:: Dataset extract ::

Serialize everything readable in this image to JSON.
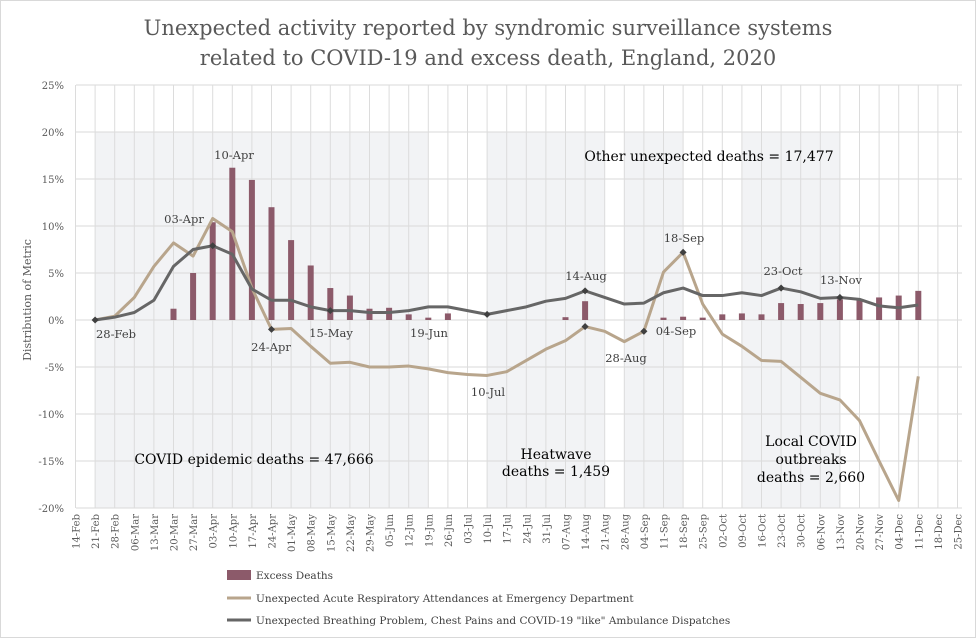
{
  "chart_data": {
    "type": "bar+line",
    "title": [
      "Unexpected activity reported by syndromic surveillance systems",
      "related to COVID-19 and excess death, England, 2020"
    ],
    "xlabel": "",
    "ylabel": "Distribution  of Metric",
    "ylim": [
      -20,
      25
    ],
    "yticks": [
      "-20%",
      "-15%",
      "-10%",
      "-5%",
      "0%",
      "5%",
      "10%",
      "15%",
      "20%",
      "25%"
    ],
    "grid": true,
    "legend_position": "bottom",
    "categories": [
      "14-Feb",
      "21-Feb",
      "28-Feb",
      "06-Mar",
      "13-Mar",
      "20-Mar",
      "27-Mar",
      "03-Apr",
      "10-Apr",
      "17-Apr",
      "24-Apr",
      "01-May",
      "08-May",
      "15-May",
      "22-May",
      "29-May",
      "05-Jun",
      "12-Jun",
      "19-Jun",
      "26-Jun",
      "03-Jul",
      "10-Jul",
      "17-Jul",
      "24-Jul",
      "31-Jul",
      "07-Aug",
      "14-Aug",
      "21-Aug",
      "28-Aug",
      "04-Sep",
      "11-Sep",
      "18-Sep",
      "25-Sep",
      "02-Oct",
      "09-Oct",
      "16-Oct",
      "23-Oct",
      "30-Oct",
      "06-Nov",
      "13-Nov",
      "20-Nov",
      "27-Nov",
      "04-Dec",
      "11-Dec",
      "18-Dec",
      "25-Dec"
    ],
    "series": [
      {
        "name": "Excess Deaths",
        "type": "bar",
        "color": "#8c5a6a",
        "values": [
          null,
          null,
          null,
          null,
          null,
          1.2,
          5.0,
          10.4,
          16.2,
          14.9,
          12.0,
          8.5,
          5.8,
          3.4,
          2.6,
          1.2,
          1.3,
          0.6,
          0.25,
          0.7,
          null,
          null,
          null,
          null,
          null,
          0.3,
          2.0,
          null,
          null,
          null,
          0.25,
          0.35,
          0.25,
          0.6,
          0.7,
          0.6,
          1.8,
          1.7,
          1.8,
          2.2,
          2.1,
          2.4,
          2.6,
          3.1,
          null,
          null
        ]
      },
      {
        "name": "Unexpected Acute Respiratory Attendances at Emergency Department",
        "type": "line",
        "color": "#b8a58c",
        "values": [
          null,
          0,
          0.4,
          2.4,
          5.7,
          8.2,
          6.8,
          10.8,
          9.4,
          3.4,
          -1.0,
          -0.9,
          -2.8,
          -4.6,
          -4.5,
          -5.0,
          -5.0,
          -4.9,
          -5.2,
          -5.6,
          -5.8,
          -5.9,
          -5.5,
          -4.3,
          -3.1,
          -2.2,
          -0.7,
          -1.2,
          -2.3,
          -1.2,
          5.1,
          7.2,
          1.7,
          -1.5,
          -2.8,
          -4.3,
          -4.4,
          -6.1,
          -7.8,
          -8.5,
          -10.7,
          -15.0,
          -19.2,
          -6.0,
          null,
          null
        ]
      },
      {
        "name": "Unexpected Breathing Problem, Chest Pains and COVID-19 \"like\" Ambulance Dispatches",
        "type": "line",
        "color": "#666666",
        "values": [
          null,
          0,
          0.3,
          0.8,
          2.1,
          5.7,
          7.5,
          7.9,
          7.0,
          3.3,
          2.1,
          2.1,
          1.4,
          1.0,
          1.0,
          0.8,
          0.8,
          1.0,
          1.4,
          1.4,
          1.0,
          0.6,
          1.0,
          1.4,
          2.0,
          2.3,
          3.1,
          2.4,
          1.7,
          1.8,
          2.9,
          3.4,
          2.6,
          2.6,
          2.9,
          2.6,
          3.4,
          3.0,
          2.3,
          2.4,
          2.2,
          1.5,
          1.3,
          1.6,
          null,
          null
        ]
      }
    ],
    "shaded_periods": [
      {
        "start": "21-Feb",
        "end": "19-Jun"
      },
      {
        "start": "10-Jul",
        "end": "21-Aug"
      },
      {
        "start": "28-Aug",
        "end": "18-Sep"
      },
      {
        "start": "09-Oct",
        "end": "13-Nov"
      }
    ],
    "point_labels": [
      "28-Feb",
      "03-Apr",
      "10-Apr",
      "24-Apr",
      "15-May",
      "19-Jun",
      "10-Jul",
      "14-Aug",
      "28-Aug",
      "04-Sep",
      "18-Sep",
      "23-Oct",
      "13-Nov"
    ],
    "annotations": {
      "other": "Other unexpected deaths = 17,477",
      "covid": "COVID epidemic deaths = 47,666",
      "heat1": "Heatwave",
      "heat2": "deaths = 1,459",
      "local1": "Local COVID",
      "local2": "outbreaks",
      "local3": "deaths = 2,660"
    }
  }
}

:::

• _Set exercise_:
Write out every record above exactly as it stands, but leave out the pictures.

• _Response to the exercise_:
Serialize everything readable in this image to JSON.
{
  "chart_data": {
    "type": "bar+line",
    "title": [
      "Unexpected activity reported by syndromic surveillance systems",
      "related to COVID-19 and excess death, England, 2020"
    ],
    "xlabel": "",
    "ylabel": "Distribution  of Metric",
    "ylim": [
      -20,
      25
    ],
    "yticks": [
      "-20%",
      "-15%",
      "-10%",
      "-5%",
      "0%",
      "5%",
      "10%",
      "15%",
      "20%",
      "25%"
    ],
    "grid": true,
    "legend_position": "bottom",
    "categories": [
      "14-Feb",
      "21-Feb",
      "28-Feb",
      "06-Mar",
      "13-Mar",
      "20-Mar",
      "27-Mar",
      "03-Apr",
      "10-Apr",
      "17-Apr",
      "24-Apr",
      "01-May",
      "08-May",
      "15-May",
      "22-May",
      "29-May",
      "05-Jun",
      "12-Jun",
      "19-Jun",
      "26-Jun",
      "03-Jul",
      "10-Jul",
      "17-Jul",
      "24-Jul",
      "31-Jul",
      "07-Aug",
      "14-Aug",
      "21-Aug",
      "28-Aug",
      "04-Sep",
      "11-Sep",
      "18-Sep",
      "25-Sep",
      "02-Oct",
      "09-Oct",
      "16-Oct",
      "23-Oct",
      "30-Oct",
      "06-Nov",
      "13-Nov",
      "20-Nov",
      "27-Nov",
      "04-Dec",
      "11-Dec",
      "18-Dec",
      "25-Dec"
    ],
    "series": [
      {
        "name": "Excess Deaths",
        "type": "bar",
        "color": "#8c5a6a",
        "values": [
          null,
          null,
          null,
          null,
          null,
          1.2,
          5.0,
          10.4,
          16.2,
          14.9,
          12.0,
          8.5,
          5.8,
          3.4,
          2.6,
          1.2,
          1.3,
          0.6,
          0.25,
          0.7,
          null,
          null,
          null,
          null,
          null,
          0.3,
          2.0,
          null,
          null,
          null,
          0.25,
          0.35,
          0.25,
          0.6,
          0.7,
          0.6,
          1.8,
          1.7,
          1.8,
          2.2,
          2.1,
          2.4,
          2.6,
          3.1,
          null,
          null
        ]
      },
      {
        "name": "Unexpected Acute Respiratory Attendances at Emergency Department",
        "type": "line",
        "color": "#b8a58c",
        "values": [
          null,
          0,
          0.4,
          2.4,
          5.7,
          8.2,
          6.8,
          10.8,
          9.4,
          3.4,
          -1.0,
          -0.9,
          -2.8,
          -4.6,
          -4.5,
          -5.0,
          -5.0,
          -4.9,
          -5.2,
          -5.6,
          -5.8,
          -5.9,
          -5.5,
          -4.3,
          -3.1,
          -2.2,
          -0.7,
          -1.2,
          -2.3,
          -1.2,
          5.1,
          7.2,
          1.7,
          -1.5,
          -2.8,
          -4.3,
          -4.4,
          -6.1,
          -7.8,
          -8.5,
          -10.7,
          -15.0,
          -19.2,
          -6.0,
          null,
          null
        ]
      },
      {
        "name": "Unexpected Breathing Problem, Chest Pains and COVID-19 \"like\" Ambulance Dispatches",
        "type": "line",
        "color": "#666666",
        "values": [
          null,
          0,
          0.3,
          0.8,
          2.1,
          5.7,
          7.5,
          7.9,
          7.0,
          3.3,
          2.1,
          2.1,
          1.4,
          1.0,
          1.0,
          0.8,
          0.8,
          1.0,
          1.4,
          1.4,
          1.0,
          0.6,
          1.0,
          1.4,
          2.0,
          2.3,
          3.1,
          2.4,
          1.7,
          1.8,
          2.9,
          3.4,
          2.6,
          2.6,
          2.9,
          2.6,
          3.4,
          3.0,
          2.3,
          2.4,
          2.2,
          1.5,
          1.3,
          1.6,
          null,
          null
        ]
      }
    ],
    "shaded_periods": [
      {
        "start": "21-Feb",
        "end": "19-Jun"
      },
      {
        "start": "10-Jul",
        "end": "21-Aug"
      },
      {
        "start": "28-Aug",
        "end": "18-Sep"
      },
      {
        "start": "09-Oct",
        "end": "13-Nov"
      }
    ],
    "point_labels": [
      "28-Feb",
      "03-Apr",
      "10-Apr",
      "24-Apr",
      "15-May",
      "19-Jun",
      "10-Jul",
      "14-Aug",
      "28-Aug",
      "04-Sep",
      "18-Sep",
      "23-Oct",
      "13-Nov"
    ],
    "annotations": {
      "other": "Other unexpected deaths = 17,477",
      "covid": "COVID epidemic deaths = 47,666",
      "heat1": "Heatwave",
      "heat2": "deaths = 1,459",
      "local1": "Local COVID",
      "local2": "outbreaks",
      "local3": "deaths = 2,660"
    }
  }
}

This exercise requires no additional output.